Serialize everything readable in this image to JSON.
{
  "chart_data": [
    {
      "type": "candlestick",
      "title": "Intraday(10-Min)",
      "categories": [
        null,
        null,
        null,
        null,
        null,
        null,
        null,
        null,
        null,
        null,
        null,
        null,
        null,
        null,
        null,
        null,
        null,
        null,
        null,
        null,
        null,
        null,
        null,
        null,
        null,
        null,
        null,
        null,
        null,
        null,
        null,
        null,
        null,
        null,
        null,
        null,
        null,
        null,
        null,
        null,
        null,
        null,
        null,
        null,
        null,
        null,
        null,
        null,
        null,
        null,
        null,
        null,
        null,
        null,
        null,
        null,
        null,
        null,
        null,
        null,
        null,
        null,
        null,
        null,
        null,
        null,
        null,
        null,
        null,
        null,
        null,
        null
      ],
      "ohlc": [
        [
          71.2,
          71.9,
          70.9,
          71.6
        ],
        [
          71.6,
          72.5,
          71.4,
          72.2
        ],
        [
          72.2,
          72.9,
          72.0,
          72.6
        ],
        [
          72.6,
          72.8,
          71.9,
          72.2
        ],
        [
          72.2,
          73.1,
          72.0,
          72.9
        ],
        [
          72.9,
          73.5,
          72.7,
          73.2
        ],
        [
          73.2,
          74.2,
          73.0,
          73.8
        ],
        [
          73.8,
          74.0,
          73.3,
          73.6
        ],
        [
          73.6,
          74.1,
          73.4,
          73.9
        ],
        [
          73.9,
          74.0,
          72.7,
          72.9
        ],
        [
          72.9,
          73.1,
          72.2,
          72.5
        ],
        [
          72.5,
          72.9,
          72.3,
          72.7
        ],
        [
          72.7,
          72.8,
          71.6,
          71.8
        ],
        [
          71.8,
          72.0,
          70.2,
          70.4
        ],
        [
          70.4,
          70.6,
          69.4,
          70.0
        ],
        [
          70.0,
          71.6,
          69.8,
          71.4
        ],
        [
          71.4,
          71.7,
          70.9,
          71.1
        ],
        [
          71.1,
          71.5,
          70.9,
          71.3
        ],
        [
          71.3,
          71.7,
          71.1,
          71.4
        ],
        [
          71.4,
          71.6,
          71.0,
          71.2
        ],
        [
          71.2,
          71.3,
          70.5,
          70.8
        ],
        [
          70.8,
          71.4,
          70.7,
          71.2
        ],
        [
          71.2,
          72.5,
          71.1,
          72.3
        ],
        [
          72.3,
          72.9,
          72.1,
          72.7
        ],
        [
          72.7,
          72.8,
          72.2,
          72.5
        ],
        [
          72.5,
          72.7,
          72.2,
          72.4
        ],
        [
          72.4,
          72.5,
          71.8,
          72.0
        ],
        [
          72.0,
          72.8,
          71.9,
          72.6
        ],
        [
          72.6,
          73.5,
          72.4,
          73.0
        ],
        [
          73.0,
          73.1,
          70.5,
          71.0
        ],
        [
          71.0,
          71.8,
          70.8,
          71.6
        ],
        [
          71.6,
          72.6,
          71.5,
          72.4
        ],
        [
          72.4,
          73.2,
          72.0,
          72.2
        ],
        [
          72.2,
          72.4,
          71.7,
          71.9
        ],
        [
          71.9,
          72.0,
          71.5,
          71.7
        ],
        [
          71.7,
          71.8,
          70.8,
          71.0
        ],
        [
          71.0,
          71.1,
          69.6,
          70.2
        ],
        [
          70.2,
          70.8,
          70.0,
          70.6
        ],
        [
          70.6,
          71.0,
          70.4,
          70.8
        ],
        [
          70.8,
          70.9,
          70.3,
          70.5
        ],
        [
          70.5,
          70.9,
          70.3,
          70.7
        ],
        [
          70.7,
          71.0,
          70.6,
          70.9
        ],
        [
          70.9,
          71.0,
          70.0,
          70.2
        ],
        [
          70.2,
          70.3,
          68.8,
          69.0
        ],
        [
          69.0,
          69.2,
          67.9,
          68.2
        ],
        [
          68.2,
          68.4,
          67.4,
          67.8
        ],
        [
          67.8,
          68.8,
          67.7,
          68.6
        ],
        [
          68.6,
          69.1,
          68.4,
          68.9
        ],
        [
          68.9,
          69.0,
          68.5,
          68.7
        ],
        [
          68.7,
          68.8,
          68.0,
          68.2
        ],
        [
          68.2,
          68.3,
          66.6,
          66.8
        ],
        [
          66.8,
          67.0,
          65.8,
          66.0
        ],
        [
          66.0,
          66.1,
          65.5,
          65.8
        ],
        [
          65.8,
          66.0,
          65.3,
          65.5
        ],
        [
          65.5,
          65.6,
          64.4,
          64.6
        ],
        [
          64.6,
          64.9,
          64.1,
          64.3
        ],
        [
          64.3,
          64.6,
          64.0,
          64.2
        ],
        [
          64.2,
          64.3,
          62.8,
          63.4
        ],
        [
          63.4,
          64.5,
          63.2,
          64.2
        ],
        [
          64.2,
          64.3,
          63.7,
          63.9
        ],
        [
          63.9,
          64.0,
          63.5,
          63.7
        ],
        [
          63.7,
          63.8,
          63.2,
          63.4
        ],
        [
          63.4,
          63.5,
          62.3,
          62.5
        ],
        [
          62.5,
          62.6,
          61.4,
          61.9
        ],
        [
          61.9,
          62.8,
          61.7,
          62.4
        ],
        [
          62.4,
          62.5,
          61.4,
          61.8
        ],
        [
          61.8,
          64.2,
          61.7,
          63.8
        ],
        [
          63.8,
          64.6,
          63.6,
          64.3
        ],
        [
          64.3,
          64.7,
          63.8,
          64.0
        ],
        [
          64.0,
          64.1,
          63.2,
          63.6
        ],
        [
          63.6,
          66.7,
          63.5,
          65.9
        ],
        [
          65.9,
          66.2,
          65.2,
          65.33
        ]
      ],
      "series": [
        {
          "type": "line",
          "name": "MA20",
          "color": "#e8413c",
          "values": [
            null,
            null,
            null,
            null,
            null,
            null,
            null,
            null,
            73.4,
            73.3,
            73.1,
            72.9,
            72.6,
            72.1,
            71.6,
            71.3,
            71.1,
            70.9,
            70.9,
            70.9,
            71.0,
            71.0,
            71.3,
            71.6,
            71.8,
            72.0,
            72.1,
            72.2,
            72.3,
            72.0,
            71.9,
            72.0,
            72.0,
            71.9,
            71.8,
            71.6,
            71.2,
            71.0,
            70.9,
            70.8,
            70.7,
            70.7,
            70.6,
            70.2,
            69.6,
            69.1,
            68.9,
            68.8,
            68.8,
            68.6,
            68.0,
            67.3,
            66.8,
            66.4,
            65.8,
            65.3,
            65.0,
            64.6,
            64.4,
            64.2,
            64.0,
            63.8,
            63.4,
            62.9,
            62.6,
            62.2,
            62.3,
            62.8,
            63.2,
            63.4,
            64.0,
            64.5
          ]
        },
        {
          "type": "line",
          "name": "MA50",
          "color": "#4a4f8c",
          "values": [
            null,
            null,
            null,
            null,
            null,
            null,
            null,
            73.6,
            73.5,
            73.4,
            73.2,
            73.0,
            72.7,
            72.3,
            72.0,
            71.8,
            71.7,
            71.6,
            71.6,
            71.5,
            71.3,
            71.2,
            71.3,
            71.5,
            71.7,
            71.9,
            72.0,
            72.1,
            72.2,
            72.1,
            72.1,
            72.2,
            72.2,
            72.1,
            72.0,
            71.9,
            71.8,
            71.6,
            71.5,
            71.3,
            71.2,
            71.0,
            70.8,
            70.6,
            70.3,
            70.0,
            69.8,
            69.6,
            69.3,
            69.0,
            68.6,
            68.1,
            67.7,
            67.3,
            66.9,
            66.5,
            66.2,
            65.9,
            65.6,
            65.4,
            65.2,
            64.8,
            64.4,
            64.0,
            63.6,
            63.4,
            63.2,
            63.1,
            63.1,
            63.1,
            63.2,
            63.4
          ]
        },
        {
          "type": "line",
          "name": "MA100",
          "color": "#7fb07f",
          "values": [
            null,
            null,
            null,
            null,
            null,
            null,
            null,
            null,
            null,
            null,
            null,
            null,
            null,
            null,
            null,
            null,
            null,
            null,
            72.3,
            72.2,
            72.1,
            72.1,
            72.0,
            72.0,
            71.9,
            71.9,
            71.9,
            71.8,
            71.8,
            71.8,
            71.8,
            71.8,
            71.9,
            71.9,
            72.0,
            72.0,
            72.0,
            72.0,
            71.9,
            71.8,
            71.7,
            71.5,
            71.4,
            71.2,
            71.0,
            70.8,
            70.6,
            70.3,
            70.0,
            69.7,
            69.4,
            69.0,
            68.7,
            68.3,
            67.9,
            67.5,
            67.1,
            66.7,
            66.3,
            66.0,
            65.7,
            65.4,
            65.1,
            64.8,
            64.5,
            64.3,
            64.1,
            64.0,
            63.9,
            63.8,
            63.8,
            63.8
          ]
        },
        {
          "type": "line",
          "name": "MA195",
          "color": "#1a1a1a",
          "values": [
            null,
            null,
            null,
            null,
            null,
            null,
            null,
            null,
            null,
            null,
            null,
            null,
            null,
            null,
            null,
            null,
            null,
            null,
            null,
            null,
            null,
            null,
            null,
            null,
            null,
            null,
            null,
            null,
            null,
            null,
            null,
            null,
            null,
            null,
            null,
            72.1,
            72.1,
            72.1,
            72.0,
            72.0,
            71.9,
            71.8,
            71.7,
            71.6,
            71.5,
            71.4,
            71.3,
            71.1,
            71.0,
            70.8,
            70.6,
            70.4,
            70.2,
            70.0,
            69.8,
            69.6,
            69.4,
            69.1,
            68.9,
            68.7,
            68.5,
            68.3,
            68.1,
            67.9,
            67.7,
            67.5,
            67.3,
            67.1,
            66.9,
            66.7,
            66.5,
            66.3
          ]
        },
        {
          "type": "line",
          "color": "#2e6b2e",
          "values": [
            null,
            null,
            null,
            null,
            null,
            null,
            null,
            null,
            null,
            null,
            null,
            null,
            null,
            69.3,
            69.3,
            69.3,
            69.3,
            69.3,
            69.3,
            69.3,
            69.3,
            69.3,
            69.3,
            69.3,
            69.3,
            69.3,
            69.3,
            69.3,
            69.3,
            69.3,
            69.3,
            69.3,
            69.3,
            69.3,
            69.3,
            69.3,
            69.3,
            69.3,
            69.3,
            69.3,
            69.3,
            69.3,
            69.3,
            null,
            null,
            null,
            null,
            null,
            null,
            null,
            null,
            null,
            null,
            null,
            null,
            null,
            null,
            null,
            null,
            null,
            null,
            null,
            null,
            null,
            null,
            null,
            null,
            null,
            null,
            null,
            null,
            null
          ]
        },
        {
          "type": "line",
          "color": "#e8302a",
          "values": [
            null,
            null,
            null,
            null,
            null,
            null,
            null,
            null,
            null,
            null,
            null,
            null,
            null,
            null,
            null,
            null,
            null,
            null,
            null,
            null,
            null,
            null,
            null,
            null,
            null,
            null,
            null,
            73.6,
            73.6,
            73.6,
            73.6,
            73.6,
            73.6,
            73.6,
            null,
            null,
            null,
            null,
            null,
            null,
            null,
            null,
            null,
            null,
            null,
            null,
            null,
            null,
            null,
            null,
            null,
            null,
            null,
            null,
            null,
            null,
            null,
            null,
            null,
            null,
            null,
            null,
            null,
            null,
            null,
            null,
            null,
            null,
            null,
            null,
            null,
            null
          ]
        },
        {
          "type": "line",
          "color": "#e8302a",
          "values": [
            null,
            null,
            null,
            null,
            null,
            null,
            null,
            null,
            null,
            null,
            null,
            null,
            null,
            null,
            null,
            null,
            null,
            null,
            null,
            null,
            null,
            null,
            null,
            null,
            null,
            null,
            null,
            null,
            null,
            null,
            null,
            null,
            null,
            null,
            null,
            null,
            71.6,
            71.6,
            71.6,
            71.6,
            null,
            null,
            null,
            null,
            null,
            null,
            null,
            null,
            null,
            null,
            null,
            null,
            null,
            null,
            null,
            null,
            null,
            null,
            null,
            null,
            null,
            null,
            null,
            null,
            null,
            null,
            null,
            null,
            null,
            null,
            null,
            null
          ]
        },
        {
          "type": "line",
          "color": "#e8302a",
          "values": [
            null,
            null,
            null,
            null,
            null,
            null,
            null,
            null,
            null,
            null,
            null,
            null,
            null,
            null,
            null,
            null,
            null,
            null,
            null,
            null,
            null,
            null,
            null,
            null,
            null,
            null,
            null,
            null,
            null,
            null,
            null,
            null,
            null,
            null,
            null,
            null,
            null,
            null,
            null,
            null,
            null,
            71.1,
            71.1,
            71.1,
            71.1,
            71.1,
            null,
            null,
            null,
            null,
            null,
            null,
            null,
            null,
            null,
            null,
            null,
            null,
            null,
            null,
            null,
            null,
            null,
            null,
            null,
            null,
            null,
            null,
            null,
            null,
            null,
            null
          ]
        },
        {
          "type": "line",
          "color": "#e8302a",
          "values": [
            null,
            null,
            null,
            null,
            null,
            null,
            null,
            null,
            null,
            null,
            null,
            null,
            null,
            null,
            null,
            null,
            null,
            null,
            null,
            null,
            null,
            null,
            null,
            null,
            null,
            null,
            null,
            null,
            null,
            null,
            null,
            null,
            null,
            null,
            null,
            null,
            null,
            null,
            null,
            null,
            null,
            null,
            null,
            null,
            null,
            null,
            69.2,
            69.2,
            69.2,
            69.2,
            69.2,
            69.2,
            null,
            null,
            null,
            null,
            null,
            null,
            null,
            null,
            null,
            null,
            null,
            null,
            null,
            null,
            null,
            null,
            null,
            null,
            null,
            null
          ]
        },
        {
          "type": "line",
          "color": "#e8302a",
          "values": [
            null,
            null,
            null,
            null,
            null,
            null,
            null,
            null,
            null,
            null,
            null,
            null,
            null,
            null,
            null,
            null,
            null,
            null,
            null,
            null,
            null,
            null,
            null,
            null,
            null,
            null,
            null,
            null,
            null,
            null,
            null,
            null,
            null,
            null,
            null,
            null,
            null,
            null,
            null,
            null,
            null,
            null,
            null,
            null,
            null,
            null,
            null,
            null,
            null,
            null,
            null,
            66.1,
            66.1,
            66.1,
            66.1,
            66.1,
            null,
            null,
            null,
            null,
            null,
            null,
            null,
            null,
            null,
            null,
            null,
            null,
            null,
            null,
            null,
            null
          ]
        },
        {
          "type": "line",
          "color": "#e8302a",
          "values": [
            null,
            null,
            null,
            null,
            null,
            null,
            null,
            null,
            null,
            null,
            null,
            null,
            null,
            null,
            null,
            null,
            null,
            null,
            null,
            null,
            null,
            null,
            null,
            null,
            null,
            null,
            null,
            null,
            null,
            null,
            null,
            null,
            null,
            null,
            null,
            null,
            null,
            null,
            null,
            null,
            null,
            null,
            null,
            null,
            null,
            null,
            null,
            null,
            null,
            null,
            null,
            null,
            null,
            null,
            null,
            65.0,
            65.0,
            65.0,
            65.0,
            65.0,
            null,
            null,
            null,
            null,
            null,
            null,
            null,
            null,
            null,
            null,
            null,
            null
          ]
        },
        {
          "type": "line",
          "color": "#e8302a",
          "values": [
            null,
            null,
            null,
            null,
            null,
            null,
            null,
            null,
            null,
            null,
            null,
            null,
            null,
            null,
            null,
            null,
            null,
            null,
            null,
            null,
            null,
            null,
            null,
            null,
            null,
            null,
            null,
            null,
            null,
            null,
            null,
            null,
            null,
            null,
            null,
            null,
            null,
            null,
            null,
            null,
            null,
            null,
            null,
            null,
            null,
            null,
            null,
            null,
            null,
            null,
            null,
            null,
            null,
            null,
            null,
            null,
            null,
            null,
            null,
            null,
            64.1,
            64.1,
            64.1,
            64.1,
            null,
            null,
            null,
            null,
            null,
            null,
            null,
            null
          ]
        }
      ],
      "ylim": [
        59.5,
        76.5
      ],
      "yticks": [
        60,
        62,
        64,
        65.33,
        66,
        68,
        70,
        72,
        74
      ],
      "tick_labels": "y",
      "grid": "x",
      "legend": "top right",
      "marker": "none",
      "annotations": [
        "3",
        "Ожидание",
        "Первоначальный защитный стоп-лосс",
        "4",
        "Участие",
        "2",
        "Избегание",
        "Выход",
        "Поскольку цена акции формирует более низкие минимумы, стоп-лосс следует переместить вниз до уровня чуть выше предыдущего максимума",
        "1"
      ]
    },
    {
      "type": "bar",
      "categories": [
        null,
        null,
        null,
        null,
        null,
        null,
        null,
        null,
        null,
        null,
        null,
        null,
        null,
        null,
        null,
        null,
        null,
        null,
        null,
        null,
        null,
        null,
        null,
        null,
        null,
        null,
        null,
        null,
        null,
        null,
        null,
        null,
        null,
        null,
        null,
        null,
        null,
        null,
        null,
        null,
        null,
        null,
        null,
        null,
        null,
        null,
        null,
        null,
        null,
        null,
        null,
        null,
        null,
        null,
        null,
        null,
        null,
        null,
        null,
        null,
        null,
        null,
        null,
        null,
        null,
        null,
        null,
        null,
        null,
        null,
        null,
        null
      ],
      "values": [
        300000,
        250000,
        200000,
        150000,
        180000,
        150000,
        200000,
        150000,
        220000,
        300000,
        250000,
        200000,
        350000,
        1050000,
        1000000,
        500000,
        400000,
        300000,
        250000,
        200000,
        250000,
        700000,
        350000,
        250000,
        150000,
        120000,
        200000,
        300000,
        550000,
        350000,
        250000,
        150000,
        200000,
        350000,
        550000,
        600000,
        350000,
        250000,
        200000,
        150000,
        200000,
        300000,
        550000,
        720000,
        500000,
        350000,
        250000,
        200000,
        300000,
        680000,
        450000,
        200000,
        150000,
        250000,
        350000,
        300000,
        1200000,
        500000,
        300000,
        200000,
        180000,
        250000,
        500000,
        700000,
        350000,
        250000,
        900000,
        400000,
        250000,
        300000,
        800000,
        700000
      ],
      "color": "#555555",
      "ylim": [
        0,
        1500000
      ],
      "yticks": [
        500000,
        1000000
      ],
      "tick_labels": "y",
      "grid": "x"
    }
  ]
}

+-------+

(WRITTEN REQUEST): Determine the number of lines in the records that include the string "name", and respond with that number only.

(COMPLETE ANSWER): 4